* BEGIN Supplied material *

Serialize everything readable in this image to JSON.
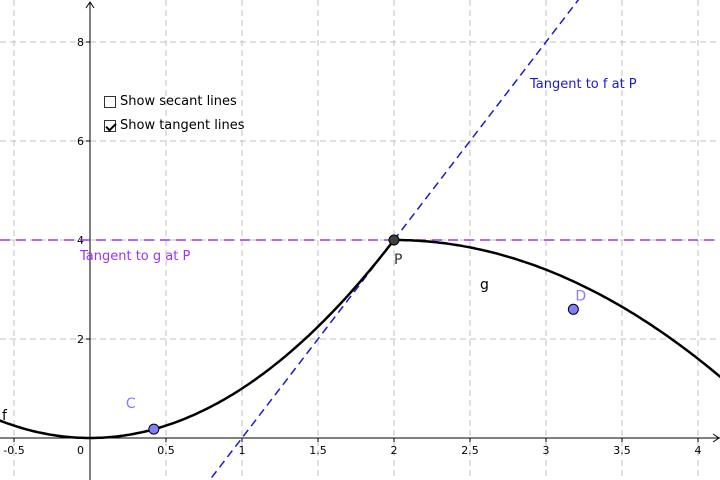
{
  "controls": {
    "secant": {
      "label": "Show secant lines",
      "checked": false
    },
    "tangent": {
      "label": "Show tangent lines",
      "checked": true
    }
  },
  "labels": {
    "f": "f",
    "g": "g",
    "P": "P",
    "C": "C",
    "D": "D",
    "tangent_f": "Tangent to f at P",
    "tangent_g": "Tangent to g at P"
  },
  "axes": {
    "x_ticks": [
      "-0.5",
      "0",
      "0.5",
      "1",
      "1.5",
      "2",
      "2.5",
      "3",
      "3.5",
      "4"
    ],
    "y_ticks": [
      "2",
      "4",
      "6",
      "8"
    ]
  },
  "points": {
    "P": {
      "x": 2,
      "y": 4
    },
    "C": {
      "x": 0.42,
      "y": 0.18
    },
    "D": {
      "x": 3.18,
      "y": 2.6
    }
  },
  "colors": {
    "curve": "#000000",
    "tangent_f": "#1a1acc",
    "tangent_g": "#9933ff",
    "point_blue": "#7f7fff",
    "point_dark": "#404040",
    "grid": "#c0c0c0"
  }
}
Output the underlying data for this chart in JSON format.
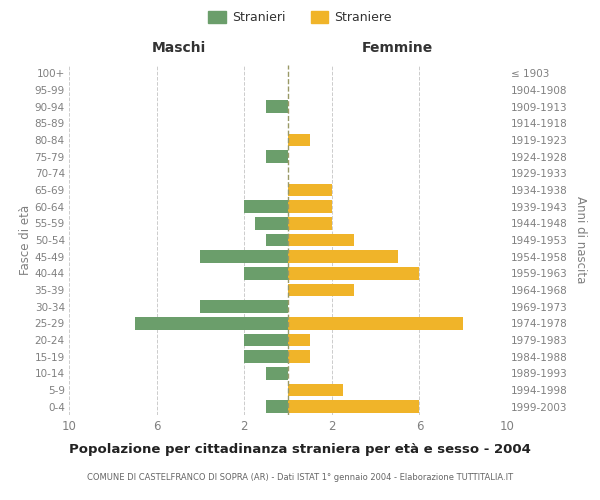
{
  "age_groups": [
    "0-4",
    "5-9",
    "10-14",
    "15-19",
    "20-24",
    "25-29",
    "30-34",
    "35-39",
    "40-44",
    "45-49",
    "50-54",
    "55-59",
    "60-64",
    "65-69",
    "70-74",
    "75-79",
    "80-84",
    "85-89",
    "90-94",
    "95-99",
    "100+"
  ],
  "birth_years": [
    "1999-2003",
    "1994-1998",
    "1989-1993",
    "1984-1988",
    "1979-1983",
    "1974-1978",
    "1969-1973",
    "1964-1968",
    "1959-1963",
    "1954-1958",
    "1949-1953",
    "1944-1948",
    "1939-1943",
    "1934-1938",
    "1929-1933",
    "1924-1928",
    "1919-1923",
    "1914-1918",
    "1909-1913",
    "1904-1908",
    "≤ 1903"
  ],
  "males": [
    1,
    0,
    1,
    2,
    2,
    7,
    4,
    0,
    2,
    4,
    1,
    1.5,
    2,
    0,
    0,
    1,
    0,
    0,
    1,
    0,
    0
  ],
  "females": [
    6,
    2.5,
    0,
    1,
    1,
    8,
    0,
    3,
    6,
    5,
    3,
    2,
    2,
    2,
    0,
    0,
    1,
    0,
    0,
    0,
    0
  ],
  "male_color": "#6b9e6b",
  "female_color": "#f0b429",
  "title": "Popolazione per cittadinanza straniera per età e sesso - 2004",
  "subtitle": "COMUNE DI CASTELFRANCO DI SOPRA (AR) - Dati ISTAT 1° gennaio 2004 - Elaborazione TUTTITALIA.IT",
  "xlabel_left": "Maschi",
  "xlabel_right": "Femmine",
  "ylabel_left": "Fasce di età",
  "ylabel_right": "Anni di nascita",
  "legend_male": "Stranieri",
  "legend_female": "Straniere",
  "xlim": 10,
  "background_color": "#ffffff",
  "grid_color": "#cccccc",
  "text_color": "#808080"
}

* END Supplied material *

Exercise brief
Your copy should match the records word for word, with the pictures removed.

Exercise output
Serialize everything readable in this image to JSON.
{
  "controls": {
    "secant": {
      "label": "Show secant lines",
      "checked": false
    },
    "tangent": {
      "label": "Show tangent lines",
      "checked": true
    }
  },
  "labels": {
    "f": "f",
    "g": "g",
    "P": "P",
    "C": "C",
    "D": "D",
    "tangent_f": "Tangent to f at P",
    "tangent_g": "Tangent to g at P"
  },
  "axes": {
    "x_ticks": [
      "-0.5",
      "0",
      "0.5",
      "1",
      "1.5",
      "2",
      "2.5",
      "3",
      "3.5",
      "4"
    ],
    "y_ticks": [
      "2",
      "4",
      "6",
      "8"
    ]
  },
  "points": {
    "P": {
      "x": 2,
      "y": 4
    },
    "C": {
      "x": 0.42,
      "y": 0.18
    },
    "D": {
      "x": 3.18,
      "y": 2.6
    }
  },
  "colors": {
    "curve": "#000000",
    "tangent_f": "#1a1acc",
    "tangent_g": "#9933ff",
    "point_blue": "#7f7fff",
    "point_dark": "#404040",
    "grid": "#c0c0c0"
  }
}
Output the underlying data for this chart in JSON format.
{
  "age_groups": [
    "0-4",
    "5-9",
    "10-14",
    "15-19",
    "20-24",
    "25-29",
    "30-34",
    "35-39",
    "40-44",
    "45-49",
    "50-54",
    "55-59",
    "60-64",
    "65-69",
    "70-74",
    "75-79",
    "80-84",
    "85-89",
    "90-94",
    "95-99",
    "100+"
  ],
  "birth_years": [
    "1999-2003",
    "1994-1998",
    "1989-1993",
    "1984-1988",
    "1979-1983",
    "1974-1978",
    "1969-1973",
    "1964-1968",
    "1959-1963",
    "1954-1958",
    "1949-1953",
    "1944-1948",
    "1939-1943",
    "1934-1938",
    "1929-1933",
    "1924-1928",
    "1919-1923",
    "1914-1918",
    "1909-1913",
    "1904-1908",
    "≤ 1903"
  ],
  "males": [
    1,
    0,
    1,
    2,
    2,
    7,
    4,
    0,
    2,
    4,
    1,
    1.5,
    2,
    0,
    0,
    1,
    0,
    0,
    1,
    0,
    0
  ],
  "females": [
    6,
    2.5,
    0,
    1,
    1,
    8,
    0,
    3,
    6,
    5,
    3,
    2,
    2,
    2,
    0,
    0,
    1,
    0,
    0,
    0,
    0
  ],
  "male_color": "#6b9e6b",
  "female_color": "#f0b429",
  "title": "Popolazione per cittadinanza straniera per età e sesso - 2004",
  "subtitle": "COMUNE DI CASTELFRANCO DI SOPRA (AR) - Dati ISTAT 1° gennaio 2004 - Elaborazione TUTTITALIA.IT",
  "xlabel_left": "Maschi",
  "xlabel_right": "Femmine",
  "ylabel_left": "Fasce di età",
  "ylabel_right": "Anni di nascita",
  "legend_male": "Stranieri",
  "legend_female": "Straniere",
  "xlim": 10,
  "background_color": "#ffffff",
  "grid_color": "#cccccc",
  "text_color": "#808080"
}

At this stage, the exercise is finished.